Data items
§
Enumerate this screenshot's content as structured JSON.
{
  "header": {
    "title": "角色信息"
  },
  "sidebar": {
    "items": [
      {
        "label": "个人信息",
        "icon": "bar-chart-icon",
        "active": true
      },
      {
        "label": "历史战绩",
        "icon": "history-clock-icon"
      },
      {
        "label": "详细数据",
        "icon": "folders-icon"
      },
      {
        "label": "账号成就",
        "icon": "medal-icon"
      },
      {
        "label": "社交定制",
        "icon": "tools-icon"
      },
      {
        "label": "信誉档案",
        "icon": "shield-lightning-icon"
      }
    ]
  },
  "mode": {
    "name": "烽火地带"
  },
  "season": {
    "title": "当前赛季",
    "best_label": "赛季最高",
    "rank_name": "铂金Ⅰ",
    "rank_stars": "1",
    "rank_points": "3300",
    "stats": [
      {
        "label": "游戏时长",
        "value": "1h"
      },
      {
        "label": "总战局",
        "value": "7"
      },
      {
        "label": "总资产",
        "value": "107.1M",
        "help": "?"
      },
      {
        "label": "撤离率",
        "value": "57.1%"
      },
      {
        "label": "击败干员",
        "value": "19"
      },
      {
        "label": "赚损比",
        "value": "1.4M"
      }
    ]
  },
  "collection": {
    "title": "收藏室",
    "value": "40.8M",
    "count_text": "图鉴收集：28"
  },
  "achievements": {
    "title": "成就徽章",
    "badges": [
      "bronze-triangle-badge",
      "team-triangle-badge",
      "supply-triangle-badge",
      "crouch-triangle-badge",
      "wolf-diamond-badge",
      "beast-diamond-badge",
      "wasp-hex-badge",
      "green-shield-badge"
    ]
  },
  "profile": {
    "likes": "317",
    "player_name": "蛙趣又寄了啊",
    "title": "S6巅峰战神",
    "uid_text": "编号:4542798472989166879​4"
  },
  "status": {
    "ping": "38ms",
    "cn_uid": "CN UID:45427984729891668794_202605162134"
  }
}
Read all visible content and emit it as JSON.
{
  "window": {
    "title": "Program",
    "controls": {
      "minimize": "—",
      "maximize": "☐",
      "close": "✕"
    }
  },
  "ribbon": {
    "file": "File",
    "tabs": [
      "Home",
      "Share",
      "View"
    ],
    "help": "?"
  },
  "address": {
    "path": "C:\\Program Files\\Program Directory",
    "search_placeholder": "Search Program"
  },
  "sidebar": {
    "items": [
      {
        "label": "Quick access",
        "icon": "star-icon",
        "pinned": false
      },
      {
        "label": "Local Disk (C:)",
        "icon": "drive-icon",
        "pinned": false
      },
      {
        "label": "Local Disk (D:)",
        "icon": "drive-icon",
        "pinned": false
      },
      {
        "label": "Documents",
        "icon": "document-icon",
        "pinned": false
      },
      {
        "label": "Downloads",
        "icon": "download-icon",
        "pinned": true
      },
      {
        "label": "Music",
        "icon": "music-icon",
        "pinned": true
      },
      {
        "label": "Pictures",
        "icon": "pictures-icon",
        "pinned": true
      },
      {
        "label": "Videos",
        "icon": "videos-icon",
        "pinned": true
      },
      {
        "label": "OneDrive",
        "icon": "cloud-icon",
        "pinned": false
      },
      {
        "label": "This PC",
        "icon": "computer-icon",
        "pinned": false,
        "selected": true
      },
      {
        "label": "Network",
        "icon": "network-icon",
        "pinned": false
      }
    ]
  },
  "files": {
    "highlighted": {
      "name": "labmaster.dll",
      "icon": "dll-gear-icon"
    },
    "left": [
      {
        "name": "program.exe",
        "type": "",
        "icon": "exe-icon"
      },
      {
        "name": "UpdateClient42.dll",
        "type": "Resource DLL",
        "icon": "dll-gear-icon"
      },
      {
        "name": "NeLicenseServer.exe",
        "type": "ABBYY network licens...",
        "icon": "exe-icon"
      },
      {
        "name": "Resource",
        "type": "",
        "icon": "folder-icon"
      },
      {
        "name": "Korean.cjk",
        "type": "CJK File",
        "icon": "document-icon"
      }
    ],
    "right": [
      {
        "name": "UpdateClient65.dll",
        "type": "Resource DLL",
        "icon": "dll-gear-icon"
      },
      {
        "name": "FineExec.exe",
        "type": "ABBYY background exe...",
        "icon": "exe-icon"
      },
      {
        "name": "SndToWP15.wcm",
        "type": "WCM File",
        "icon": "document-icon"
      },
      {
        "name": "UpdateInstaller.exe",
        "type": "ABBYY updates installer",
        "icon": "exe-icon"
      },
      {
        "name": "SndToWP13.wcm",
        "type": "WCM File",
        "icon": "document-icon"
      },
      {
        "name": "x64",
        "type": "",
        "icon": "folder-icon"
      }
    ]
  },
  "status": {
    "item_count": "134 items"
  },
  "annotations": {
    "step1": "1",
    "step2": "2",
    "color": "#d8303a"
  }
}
§
Write the complete data out, exactly as above.

Enumerate this screenshot's content as structured JSON.
{
  "header": {
    "title": "角色信息"
  },
  "sidebar": {
    "items": [
      {
        "label": "个人信息",
        "icon": "bar-chart-icon",
        "active": true
      },
      {
        "label": "历史战绩",
        "icon": "history-clock-icon"
      },
      {
        "label": "详细数据",
        "icon": "folders-icon"
      },
      {
        "label": "账号成就",
        "icon": "medal-icon"
      },
      {
        "label": "社交定制",
        "icon": "tools-icon"
      },
      {
        "label": "信誉档案",
        "icon": "shield-lightning-icon"
      }
    ]
  },
  "mode": {
    "name": "烽火地带"
  },
  "season": {
    "title": "当前赛季",
    "best_label": "赛季最高",
    "rank_name": "铂金Ⅰ",
    "rank_stars": "1",
    "rank_points": "3300",
    "stats": [
      {
        "label": "游戏时长",
        "value": "1h"
      },
      {
        "label": "总战局",
        "value": "7"
      },
      {
        "label": "总资产",
        "value": "107.1M",
        "help": "?"
      },
      {
        "label": "撤离率",
        "value": "57.1%"
      },
      {
        "label": "击败干员",
        "value": "19"
      },
      {
        "label": "赚损比",
        "value": "1.4M"
      }
    ]
  },
  "collection": {
    "title": "收藏室",
    "value": "40.8M",
    "count_text": "图鉴收集：28"
  },
  "achievements": {
    "title": "成就徽章",
    "badges": [
      "bronze-triangle-badge",
      "team-triangle-badge",
      "supply-triangle-badge",
      "crouch-triangle-badge",
      "wolf-diamond-badge",
      "beast-diamond-badge",
      "wasp-hex-badge",
      "green-shield-badge"
    ]
  },
  "profile": {
    "likes": "317",
    "player_name": "蛙趣又寄了啊",
    "title": "S6巅峰战神",
    "uid_text": "编号:4542798472989166879​4"
  },
  "status": {
    "ping": "38ms",
    "cn_uid": "CN UID:45427984729891668794_202605162134"
  }
}
Read all visible content and emit it as JSON.
{
  "window": {
    "title": "Program",
    "controls": {
      "minimize": "—",
      "maximize": "☐",
      "close": "✕"
    }
  },
  "ribbon": {
    "file": "File",
    "tabs": [
      "Home",
      "Share",
      "View"
    ],
    "help": "?"
  },
  "address": {
    "path": "C:\\Program Files\\Program Directory",
    "search_placeholder": "Search Program"
  },
  "sidebar": {
    "items": [
      {
        "label": "Quick access",
        "icon": "star-icon",
        "pinned": false
      },
      {
        "label": "Local Disk (C:)",
        "icon": "drive-icon",
        "pinned": false
      },
      {
        "label": "Local Disk (D:)",
        "icon": "drive-icon",
        "pinned": false
      },
      {
        "label": "Documents",
        "icon": "document-icon",
        "pinned": false
      },
      {
        "label": "Downloads",
        "icon": "download-icon",
        "pinned": true
      },
      {
        "label": "Music",
        "icon": "music-icon",
        "pinned": true
      },
      {
        "label": "Pictures",
        "icon": "pictures-icon",
        "pinned": true
      },
      {
        "label": "Videos",
        "icon": "videos-icon",
        "pinned": true
      },
      {
        "label": "OneDrive",
        "icon": "cloud-icon",
        "pinned": false
      },
      {
        "label": "This PC",
        "icon": "computer-icon",
        "pinned": false,
        "selected": true
      },
      {
        "label": "Network",
        "icon": "network-icon",
        "pinned": false
      }
    ]
  },
  "files": {
    "highlighted": {
      "name": "labmaster.dll",
      "icon": "dll-gear-icon"
    },
    "left": [
      {
        "name": "program.exe",
        "type": "",
        "icon": "exe-icon"
      },
      {
        "name": "UpdateClient42.dll",
        "type": "Resource DLL",
        "icon": "dll-gear-icon"
      },
      {
        "name": "NeLicenseServer.exe",
        "type": "ABBYY network licens...",
        "icon": "exe-icon"
      },
      {
        "name": "Resource",
        "type": "",
        "icon": "folder-icon"
      },
      {
        "name": "Korean.cjk",
        "type": "CJK File",
        "icon": "document-icon"
      }
    ],
    "right": [
      {
        "name": "UpdateClient65.dll",
        "type": "Resource DLL",
        "icon": "dll-gear-icon"
      },
      {
        "name": "FineExec.exe",
        "type": "ABBYY background exe...",
        "icon": "exe-icon"
      },
      {
        "name": "SndToWP15.wcm",
        "type": "WCM File",
        "icon": "document-icon"
      },
      {
        "name": "UpdateInstaller.exe",
        "type": "ABBYY updates installer",
        "icon": "exe-icon"
      },
      {
        "name": "SndToWP13.wcm",
        "type": "WCM File",
        "icon": "document-icon"
      },
      {
        "name": "x64",
        "type": "",
        "icon": "folder-icon"
      }
    ]
  },
  "status": {
    "item_count": "134 items"
  },
  "annotations": {
    "step1": "1",
    "step2": "2",
    "color": "#d8303a"
  }
}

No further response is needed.